[Items from a data source]

■ ■ ■ ■ ■

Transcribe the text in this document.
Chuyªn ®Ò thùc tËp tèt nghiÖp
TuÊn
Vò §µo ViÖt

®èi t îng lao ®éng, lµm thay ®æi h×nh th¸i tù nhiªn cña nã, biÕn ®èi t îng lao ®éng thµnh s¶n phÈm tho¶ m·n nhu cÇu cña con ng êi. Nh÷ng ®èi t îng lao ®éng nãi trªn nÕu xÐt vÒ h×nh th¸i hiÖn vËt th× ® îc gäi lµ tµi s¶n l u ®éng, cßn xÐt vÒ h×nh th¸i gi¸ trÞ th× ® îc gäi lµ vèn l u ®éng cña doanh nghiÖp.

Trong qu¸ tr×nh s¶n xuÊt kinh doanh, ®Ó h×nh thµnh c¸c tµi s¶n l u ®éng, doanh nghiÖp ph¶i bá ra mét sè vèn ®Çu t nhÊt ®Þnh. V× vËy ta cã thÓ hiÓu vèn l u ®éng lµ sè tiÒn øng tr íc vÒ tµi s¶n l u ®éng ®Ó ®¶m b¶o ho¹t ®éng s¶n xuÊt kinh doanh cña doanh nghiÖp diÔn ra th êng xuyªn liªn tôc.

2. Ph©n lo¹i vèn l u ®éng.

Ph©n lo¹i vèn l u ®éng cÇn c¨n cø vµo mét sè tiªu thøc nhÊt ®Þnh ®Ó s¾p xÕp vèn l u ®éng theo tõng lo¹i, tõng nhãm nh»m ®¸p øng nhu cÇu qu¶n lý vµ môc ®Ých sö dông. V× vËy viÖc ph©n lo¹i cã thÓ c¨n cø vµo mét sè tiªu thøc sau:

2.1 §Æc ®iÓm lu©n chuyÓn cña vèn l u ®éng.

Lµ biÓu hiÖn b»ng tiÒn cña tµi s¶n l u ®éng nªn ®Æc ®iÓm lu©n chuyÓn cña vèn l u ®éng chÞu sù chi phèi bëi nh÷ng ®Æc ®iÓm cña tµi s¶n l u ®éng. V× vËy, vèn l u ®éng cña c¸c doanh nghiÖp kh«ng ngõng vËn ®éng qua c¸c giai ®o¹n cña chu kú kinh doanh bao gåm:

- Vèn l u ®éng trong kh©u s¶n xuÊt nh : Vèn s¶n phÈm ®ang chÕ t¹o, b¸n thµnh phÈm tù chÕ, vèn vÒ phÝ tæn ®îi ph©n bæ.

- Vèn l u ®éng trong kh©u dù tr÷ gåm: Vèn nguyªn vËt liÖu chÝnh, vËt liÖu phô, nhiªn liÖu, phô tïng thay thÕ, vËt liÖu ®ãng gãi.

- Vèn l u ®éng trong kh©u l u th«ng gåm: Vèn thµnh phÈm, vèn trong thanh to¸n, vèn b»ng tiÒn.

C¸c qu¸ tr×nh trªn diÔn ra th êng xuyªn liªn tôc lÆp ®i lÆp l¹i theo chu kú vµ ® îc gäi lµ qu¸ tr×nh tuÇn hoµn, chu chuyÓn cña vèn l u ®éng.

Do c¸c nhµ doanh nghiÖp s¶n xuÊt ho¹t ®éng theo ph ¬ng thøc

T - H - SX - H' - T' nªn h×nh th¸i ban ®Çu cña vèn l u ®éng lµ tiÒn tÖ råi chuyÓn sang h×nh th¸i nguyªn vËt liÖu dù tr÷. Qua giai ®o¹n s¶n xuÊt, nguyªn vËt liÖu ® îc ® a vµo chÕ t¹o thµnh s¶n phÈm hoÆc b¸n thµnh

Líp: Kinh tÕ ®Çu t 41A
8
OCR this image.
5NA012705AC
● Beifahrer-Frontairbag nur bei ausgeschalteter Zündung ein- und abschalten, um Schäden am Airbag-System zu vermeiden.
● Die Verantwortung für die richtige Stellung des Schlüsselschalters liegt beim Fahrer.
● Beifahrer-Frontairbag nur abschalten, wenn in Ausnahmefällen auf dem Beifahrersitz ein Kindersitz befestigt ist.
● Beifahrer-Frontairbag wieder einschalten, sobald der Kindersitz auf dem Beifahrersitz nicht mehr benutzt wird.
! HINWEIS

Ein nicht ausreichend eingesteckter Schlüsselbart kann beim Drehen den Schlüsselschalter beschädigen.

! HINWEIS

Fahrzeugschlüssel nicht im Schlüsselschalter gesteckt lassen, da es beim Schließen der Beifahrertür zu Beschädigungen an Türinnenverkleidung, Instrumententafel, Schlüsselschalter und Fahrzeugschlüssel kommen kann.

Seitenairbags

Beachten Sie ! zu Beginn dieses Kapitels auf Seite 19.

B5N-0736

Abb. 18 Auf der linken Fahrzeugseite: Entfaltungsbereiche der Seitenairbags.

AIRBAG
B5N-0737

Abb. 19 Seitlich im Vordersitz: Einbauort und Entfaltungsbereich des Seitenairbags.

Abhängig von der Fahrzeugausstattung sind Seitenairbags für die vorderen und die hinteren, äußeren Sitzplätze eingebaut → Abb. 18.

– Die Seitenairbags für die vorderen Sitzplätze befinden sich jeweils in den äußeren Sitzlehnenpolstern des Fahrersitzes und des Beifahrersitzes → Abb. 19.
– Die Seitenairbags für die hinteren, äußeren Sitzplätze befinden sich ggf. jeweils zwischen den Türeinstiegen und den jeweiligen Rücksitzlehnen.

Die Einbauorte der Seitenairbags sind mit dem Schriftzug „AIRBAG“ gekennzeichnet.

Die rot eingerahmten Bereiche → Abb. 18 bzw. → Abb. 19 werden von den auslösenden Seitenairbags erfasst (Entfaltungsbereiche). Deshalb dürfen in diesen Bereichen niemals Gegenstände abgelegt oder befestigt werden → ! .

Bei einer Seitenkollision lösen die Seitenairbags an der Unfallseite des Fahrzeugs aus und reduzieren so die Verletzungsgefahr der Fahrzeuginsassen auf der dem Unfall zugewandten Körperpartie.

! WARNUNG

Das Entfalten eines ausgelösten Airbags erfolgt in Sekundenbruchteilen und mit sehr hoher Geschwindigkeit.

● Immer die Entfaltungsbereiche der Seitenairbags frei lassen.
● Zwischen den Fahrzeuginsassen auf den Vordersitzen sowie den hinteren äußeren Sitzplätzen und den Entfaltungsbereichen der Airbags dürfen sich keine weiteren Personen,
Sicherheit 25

■ ■ ■ ■ ■

▶ _EXERCISE DETAILS_:
Restate the data above word for word, please.

▶ _THE RESPONSE_:
Transcribe the text in this document.
Chuyªn ®Ò thùc tËp tèt nghiÖp
TuÊn
Vò §µo ViÖt

®èi t îng lao ®éng, lµm thay ®æi h×nh th¸i tù nhiªn cña nã, biÕn ®èi t îng lao ®éng thµnh s¶n phÈm tho¶ m·n nhu cÇu cña con ng êi. Nh÷ng ®èi t îng lao ®éng nãi trªn nÕu xÐt vÒ h×nh th¸i hiÖn vËt th× ® îc gäi lµ tµi s¶n l u ®éng, cßn xÐt vÒ h×nh th¸i gi¸ trÞ th× ® îc gäi lµ vèn l u ®éng cña doanh nghiÖp.

Trong qu¸ tr×nh s¶n xuÊt kinh doanh, ®Ó h×nh thµnh c¸c tµi s¶n l u ®éng, doanh nghiÖp ph¶i bá ra mét sè vèn ®Çu t nhÊt ®Þnh. V× vËy ta cã thÓ hiÓu vèn l u ®éng lµ sè tiÒn øng tr íc vÒ tµi s¶n l u ®éng ®Ó ®¶m b¶o ho¹t ®éng s¶n xuÊt kinh doanh cña doanh nghiÖp diÔn ra th êng xuyªn liªn tôc.

2. Ph©n lo¹i vèn l u ®éng.

Ph©n lo¹i vèn l u ®éng cÇn c¨n cø vµo mét sè tiªu thøc nhÊt ®Þnh ®Ó s¾p xÕp vèn l u ®éng theo tõng lo¹i, tõng nhãm nh»m ®¸p øng nhu cÇu qu¶n lý vµ môc ®Ých sö dông. V× vËy viÖc ph©n lo¹i cã thÓ c¨n cø vµo mét sè tiªu thøc sau:

2.1 §Æc ®iÓm lu©n chuyÓn cña vèn l u ®éng.

Lµ biÓu hiÖn b»ng tiÒn cña tµi s¶n l u ®éng nªn ®Æc ®iÓm lu©n chuyÓn cña vèn l u ®éng chÞu sù chi phèi bëi nh÷ng ®Æc ®iÓm cña tµi s¶n l u ®éng. V× vËy, vèn l u ®éng cña c¸c doanh nghiÖp kh«ng ngõng vËn ®éng qua c¸c giai ®o¹n cña chu kú kinh doanh bao gåm:

- Vèn l u ®éng trong kh©u s¶n xuÊt nh : Vèn s¶n phÈm ®ang chÕ t¹o, b¸n thµnh phÈm tù chÕ, vèn vÒ phÝ tæn ®îi ph©n bæ.

- Vèn l u ®éng trong kh©u dù tr÷ gåm: Vèn nguyªn vËt liÖu chÝnh, vËt liÖu phô, nhiªn liÖu, phô tïng thay thÕ, vËt liÖu ®ãng gãi.

- Vèn l u ®éng trong kh©u l u th«ng gåm: Vèn thµnh phÈm, vèn trong thanh to¸n, vèn b»ng tiÒn.

C¸c qu¸ tr×nh trªn diÔn ra th êng xuyªn liªn tôc lÆp ®i lÆp l¹i theo chu kú vµ ® îc gäi lµ qu¸ tr×nh tuÇn hoµn, chu chuyÓn cña vèn l u ®éng.

Do c¸c nhµ doanh nghiÖp s¶n xuÊt ho¹t ®éng theo ph ¬ng thøc

T - H - SX - H' - T' nªn h×nh th¸i ban ®Çu cña vèn l u ®éng lµ tiÒn tÖ råi chuyÓn sang h×nh th¸i nguyªn vËt liÖu dù tr÷. Qua giai ®o¹n s¶n xuÊt, nguyªn vËt liÖu ® îc ® a vµo chÕ t¹o thµnh s¶n phÈm hoÆc b¸n thµnh

Líp: Kinh tÕ ®Çu t 41A
8
OCR this image.
5NA012705AC
● Beifahrer-Frontairbag nur bei ausgeschalteter Zündung ein- und abschalten, um Schäden am Airbag-System zu vermeiden.
● Die Verantwortung für die richtige Stellung des Schlüsselschalters liegt beim Fahrer.
● Beifahrer-Frontairbag nur abschalten, wenn in Ausnahmefällen auf dem Beifahrersitz ein Kindersitz befestigt ist.
● Beifahrer-Frontairbag wieder einschalten, sobald der Kindersitz auf dem Beifahrersitz nicht mehr benutzt wird.
! HINWEIS

Ein nicht ausreichend eingesteckter Schlüsselbart kann beim Drehen den Schlüsselschalter beschädigen.

! HINWEIS

Fahrzeugschlüssel nicht im Schlüsselschalter gesteckt lassen, da es beim Schließen der Beifahrertür zu Beschädigungen an Türinnenverkleidung, Instrumententafel, Schlüsselschalter und Fahrzeugschlüssel kommen kann.

Seitenairbags

Beachten Sie ! zu Beginn dieses Kapitels auf Seite 19.

B5N-0736

Abb. 18 Auf der linken Fahrzeugseite: Entfaltungsbereiche der Seitenairbags.

AIRBAG
B5N-0737

Abb. 19 Seitlich im Vordersitz: Einbauort und Entfaltungsbereich des Seitenairbags.

Abhängig von der Fahrzeugausstattung sind Seitenairbags für die vorderen und die hinteren, äußeren Sitzplätze eingebaut → Abb. 18.

– Die Seitenairbags für die vorderen Sitzplätze befinden sich jeweils in den äußeren Sitzlehnenpolstern des Fahrersitzes und des Beifahrersitzes → Abb. 19.
– Die Seitenairbags für die hinteren, äußeren Sitzplätze befinden sich ggf. jeweils zwischen den Türeinstiegen und den jeweiligen Rücksitzlehnen.

Die Einbauorte der Seitenairbags sind mit dem Schriftzug „AIRBAG“ gekennzeichnet.

Die rot eingerahmten Bereiche → Abb. 18 bzw. → Abb. 19 werden von den auslösenden Seitenairbags erfasst (Entfaltungsbereiche). Deshalb dürfen in diesen Bereichen niemals Gegenstände abgelegt oder befestigt werden → ! .

Bei einer Seitenkollision lösen die Seitenairbags an der Unfallseite des Fahrzeugs aus und reduzieren so die Verletzungsgefahr der Fahrzeuginsassen auf der dem Unfall zugewandten Körperpartie.

! WARNUNG

Das Entfalten eines ausgelösten Airbags erfolgt in Sekundenbruchteilen und mit sehr hoher Geschwindigkeit.

● Immer die Entfaltungsbereiche der Seitenairbags frei lassen.
● Zwischen den Fahrzeuginsassen auf den Vordersitzen sowie den hinteren äußeren Sitzplätzen und den Entfaltungsbereichen der Airbags dürfen sich keine weiteren Personen,
Sicherheit 25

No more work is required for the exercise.